**SHORT EXERCISE**
Look for "name" in the listing below. Gather each line that contains it.
### INPUT RECORDS
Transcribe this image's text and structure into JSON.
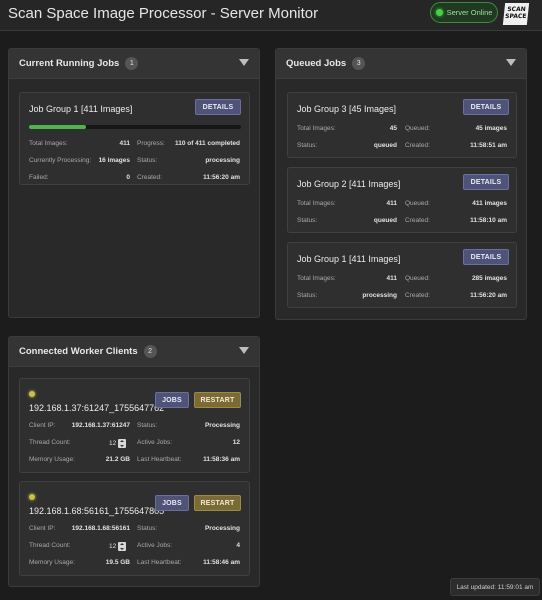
{
  "header": {
    "title": "Scan Space Image Processor - Server Monitor",
    "server_status": "Server Online",
    "logo_line1": "SCAN",
    "logo_line2": "SPACE",
    "status_color": "#45d045"
  },
  "running": {
    "title": "Current Running Jobs",
    "count": "1",
    "jobs": [
      {
        "name": "Job Group 1 [411 Images]",
        "details_label": "DETAILS",
        "progress_fraction": 0.268,
        "total_images_label": "Total Images:",
        "total_images": "411",
        "progress_label": "Progress:",
        "progress": "110 of 411 completed",
        "processing_label": "Currently Processing:",
        "processing": "16 images",
        "status_label": "Status:",
        "status": "processing",
        "failed_label": "Failed:",
        "failed": "0",
        "created_label": "Created:",
        "created": "11:56:20 am"
      }
    ]
  },
  "queued": {
    "title": "Queued Jobs",
    "count": "3",
    "jobs": [
      {
        "name": "Job Group 3 [45 Images]",
        "details_label": "DETAILS",
        "total_images_label": "Total Images:",
        "total_images": "45",
        "queued_label": "Queued:",
        "queued": "45 images",
        "status_label": "Status:",
        "status": "queued",
        "created_label": "Created:",
        "created": "11:58:51 am"
      },
      {
        "name": "Job Group 2 [411 Images]",
        "details_label": "DETAILS",
        "total_images_label": "Total Images:",
        "total_images": "411",
        "queued_label": "Queued:",
        "queued": "411 images",
        "status_label": "Status:",
        "status": "queued",
        "created_label": "Created:",
        "created": "11:58:10 am"
      },
      {
        "name": "Job Group 1 [411 Images]",
        "details_label": "DETAILS",
        "total_images_label": "Total Images:",
        "total_images": "411",
        "queued_label": "Queued:",
        "queued": "285 images",
        "status_label": "Status:",
        "status": "processing",
        "created_label": "Created:",
        "created": "11:56:20 am"
      }
    ]
  },
  "clients": {
    "title": "Connected Worker Clients",
    "count": "2",
    "items": [
      {
        "name": "192.168.1.37:61247_1755647762",
        "jobs_label": "JOBS",
        "restart_label": "RESTART",
        "client_ip_label": "Client IP:",
        "client_ip": "192.168.1.37:61247",
        "status_label": "Status:",
        "status": "Processing",
        "thread_count_label": "Thread Count:",
        "thread_count": "12",
        "active_jobs_label": "Active Jobs:",
        "active_jobs": "12",
        "memory_label": "Memory Usage:",
        "memory": "21.2 GB",
        "heartbeat_label": "Last Heartbeat:",
        "heartbeat": "11:58:36 am"
      },
      {
        "name": "192.168.1.68:56161_1755647805",
        "jobs_label": "JOBS",
        "restart_label": "RESTART",
        "client_ip_label": "Client IP:",
        "client_ip": "192.168.1.68:56161",
        "status_label": "Status:",
        "status": "Processing",
        "thread_count_label": "Thread Count:",
        "thread_count": "12",
        "active_jobs_label": "Active Jobs:",
        "active_jobs": "4",
        "memory_label": "Memory Usage:",
        "memory": "19.5 GB",
        "heartbeat_label": "Last Heartbeat:",
        "heartbeat": "11:58:46 am"
      }
    ]
  },
  "footer": {
    "last_updated": "Last updated: 11:59:01 am"
  }
}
######
**ANSWER**
        "name": "Job Group 1 [411 Images]",
        "name": "Job Group 3 [45 Images]",
        "name": "Job Group 2 [411 Images]",
        "name": "Job Group 1 [411 Images]",
        "name": "192.168.1.37:61247_1755647762",
        "name": "192.168.1.68:56161_1755647805",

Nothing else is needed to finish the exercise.